Repeat the material below exactly, line for line.

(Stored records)
***

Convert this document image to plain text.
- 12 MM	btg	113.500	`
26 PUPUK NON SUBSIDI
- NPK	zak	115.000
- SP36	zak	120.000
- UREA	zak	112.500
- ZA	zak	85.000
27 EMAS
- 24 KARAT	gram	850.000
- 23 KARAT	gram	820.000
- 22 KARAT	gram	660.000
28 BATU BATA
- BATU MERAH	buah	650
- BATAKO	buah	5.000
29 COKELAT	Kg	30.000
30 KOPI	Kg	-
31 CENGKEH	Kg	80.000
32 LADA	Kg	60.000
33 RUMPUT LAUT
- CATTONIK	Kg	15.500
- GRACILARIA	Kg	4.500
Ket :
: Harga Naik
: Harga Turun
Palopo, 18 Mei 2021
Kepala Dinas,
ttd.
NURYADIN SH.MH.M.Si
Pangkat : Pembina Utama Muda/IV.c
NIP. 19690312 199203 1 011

***

§ Solution
Convert this document image to plain text.
- 12 MM	btg	113.500	`
26 PUPUK NON SUBSIDI
- NPK	zak	115.000
- SP36	zak	120.000
- UREA	zak	112.500
- ZA	zak	85.000
27 EMAS
- 24 KARAT	gram	850.000
- 23 KARAT	gram	820.000
- 22 KARAT	gram	660.000
28 BATU BATA
- BATU MERAH	buah	650
- BATAKO	buah	5.000
29 COKELAT	Kg	30.000
30 KOPI	Kg	-
31 CENGKEH	Kg	80.000
32 LADA	Kg	60.000
33 RUMPUT LAUT
- CATTONIK	Kg	15.500
- GRACILARIA	Kg	4.500
Ket :
: Harga Naik
: Harga Turun
Palopo, 18 Mei 2021
Kepala Dinas,
ttd.
NURYADIN SH.MH.M.Si
Pangkat : Pembina Utama Muda/IV.c
NIP. 19690312 199203 1 011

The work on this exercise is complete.